▸ Dataset records:

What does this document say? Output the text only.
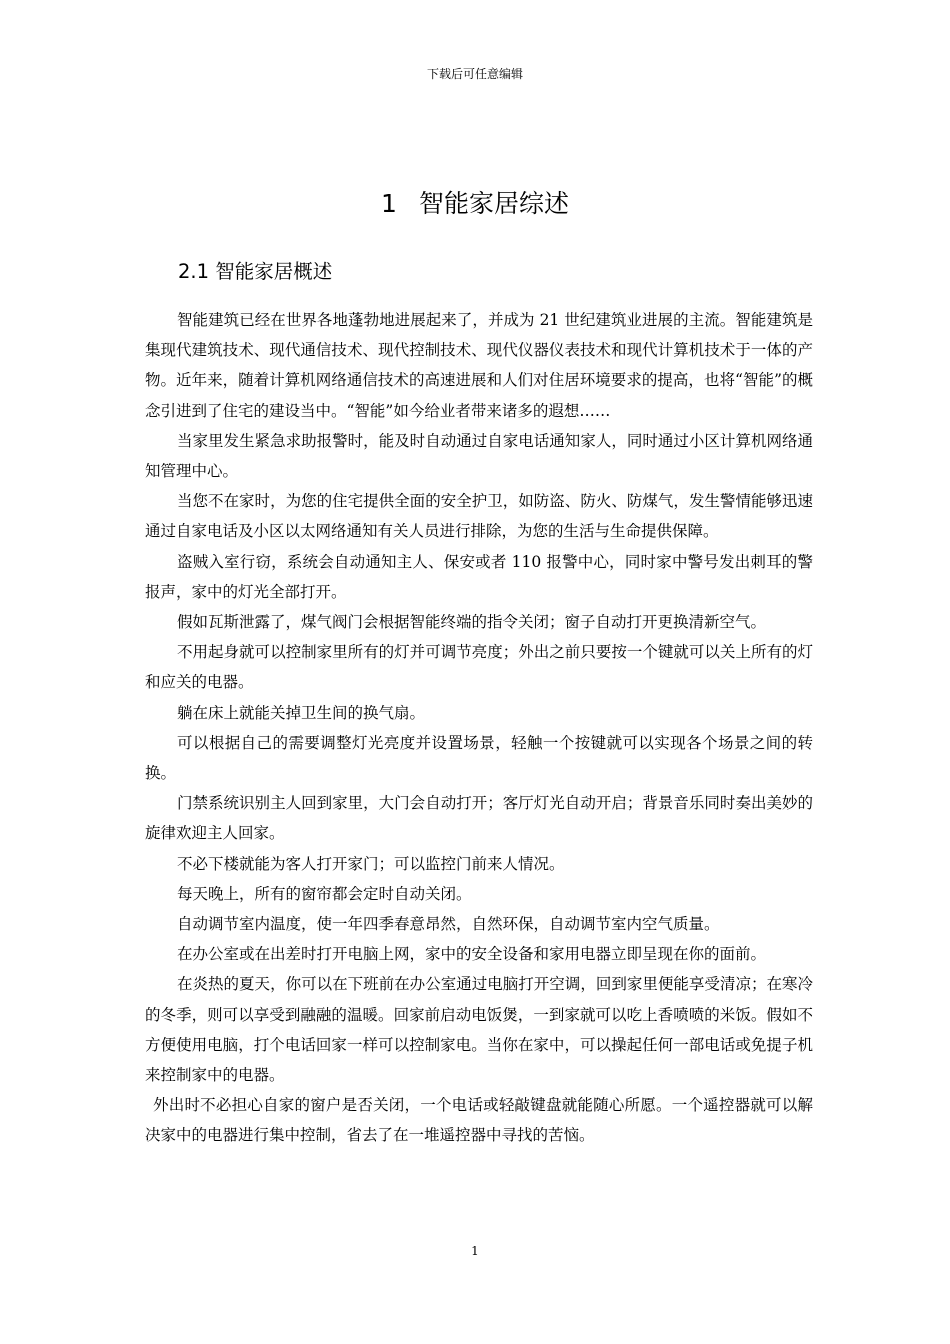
下载后可任意编辑
1 智能家居综述
2.1 智能家居概述

智能建筑已经在世界各地蓬勃地进展起来了，并成为 21 世纪建筑业进展的主流。智能建筑是集现代建筑技术、现代通信技术、现代控制技术、现代仪器仪表技术和现代计算机技术于一体的产物。近年来，随着计算机网络通信技术的高速进展和人们对住居环境要求的提高，也将“智能”的概念引进到了住宅的建设当中。“智能”如今给业者带来诸多的遐想……

当家里发生紧急求助报警时，能及时自动通过自家电话通知家人，同时通过小区计算机网络通知管理中心。

当您不在家时，为您的住宅提供全面的安全护卫，如防盗、防火、防煤气，发生警情能够迅速通过自家电话及小区以太网络通知有关人员进行排除，为您的生活与生命提供保障。

盗贼入室行窃，系统会自动通知主人、保安或者 110 报警中心，同时家中警号发出刺耳的警报声，家中的灯光全部打开。

假如瓦斯泄露了，煤气阀门会根据智能终端的指令关闭；窗子自动打开更换清新空气。

不用起身就可以控制家里所有的灯并可调节亮度；外出之前只要按一个键就可以关上所有的灯和应关的电器。

躺在床上就能关掉卫生间的换气扇。

可以根据自己的需要调整灯光亮度并设置场景，轻触一个按键就可以实现各个场景之间的转换。

门禁系统识别主人回到家里，大门会自动打开；客厅灯光自动开启；背景音乐同时奏出美妙的旋律欢迎主人回家。

不必下楼就能为客人打开家门；可以监控门前来人情况。

每天晚上，所有的窗帘都会定时自动关闭。

自动调节室内温度，使一年四季春意昂然，自然环保，自动调节室内空气质量。

在办公室或在出差时打开电脑上网，家中的安全设备和家用电器立即呈现在你的面前。

在炎热的夏天，你可以在下班前在办公室通过电脑打开空调，回到家里便能享受清凉；在寒冷的冬季，则可以享受到融融的温暖。回家前启动电饭煲，一到家就可以吃上香喷喷的米饭。假如不方便使用电脑，打个电话回家一样可以控制家电。当你在家中，可以操起任何一部电话或免提子机来控制家中的电器。

外出时不必担心自家的窗户是否关闭，一个电话或轻敲键盘就能随心所愿。一个遥控器就可以解决家中的电器进行集中控制，省去了在一堆遥控器中寻找的苦恼。

1
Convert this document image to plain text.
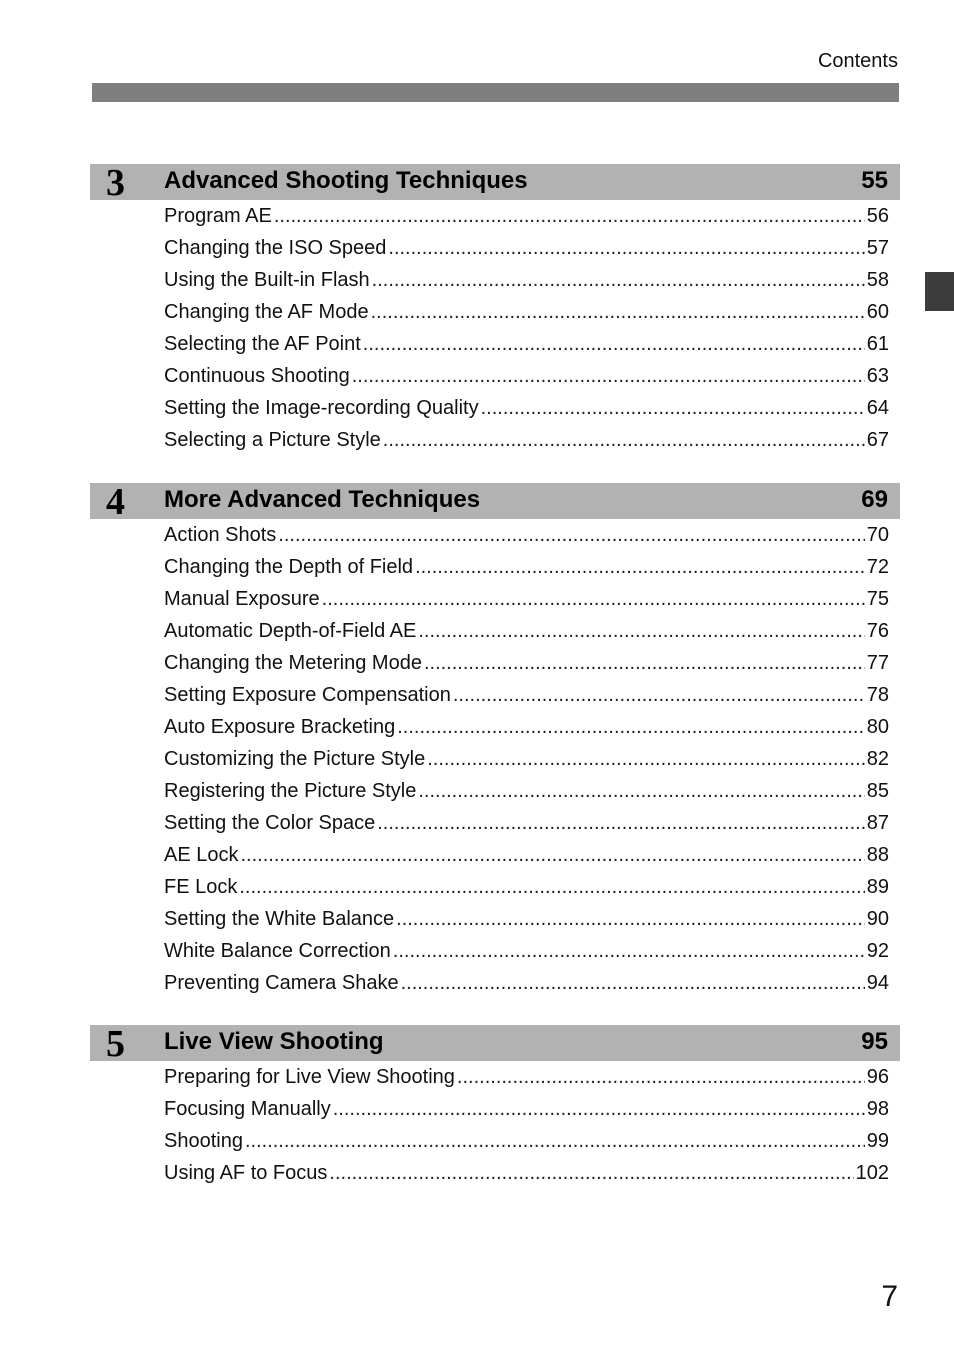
Contents
3	Advanced Shooting Techniques	55
Program AE .....	56
Changing the ISO Speed .....	57
Using the Built-in Flash .....	58
Changing the AF Mode .....	60
Selecting the AF Point .....	61
Continuous Shooting .....	63
Setting the Image-recording Quality .....	64
Selecting a Picture Style .....	67
4	More Advanced Techniques	69
Action Shots .....	70
Changing the Depth of Field .....	72
Manual Exposure .....	75
Automatic Depth-of-Field AE .....	76
Changing the Metering Mode .....	77
Setting Exposure Compensation .....	78
Auto Exposure Bracketing .....	80
Customizing the Picture Style .....	82
Registering the Picture Style .....	85
Setting the Color Space .....	87
AE Lock .....	88
FE Lock .....	89
Setting the White Balance .....	90
White Balance Correction .....	92
Preventing Camera Shake .....	94
5	Live View Shooting	95
Preparing for Live View Shooting .....	96
Focusing Manually .....	98
Shooting .....	99
Using AF to Focus .....	102
7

▸ Work to do:
From the entries above, copy every line that holds the word "Shooting".

▸ The reply:
3	Advanced Shooting Techniques	55
Continuous Shooting .....	63
5	Live View Shooting	95
Preparing for Live View Shooting .....	96
Shooting .....	99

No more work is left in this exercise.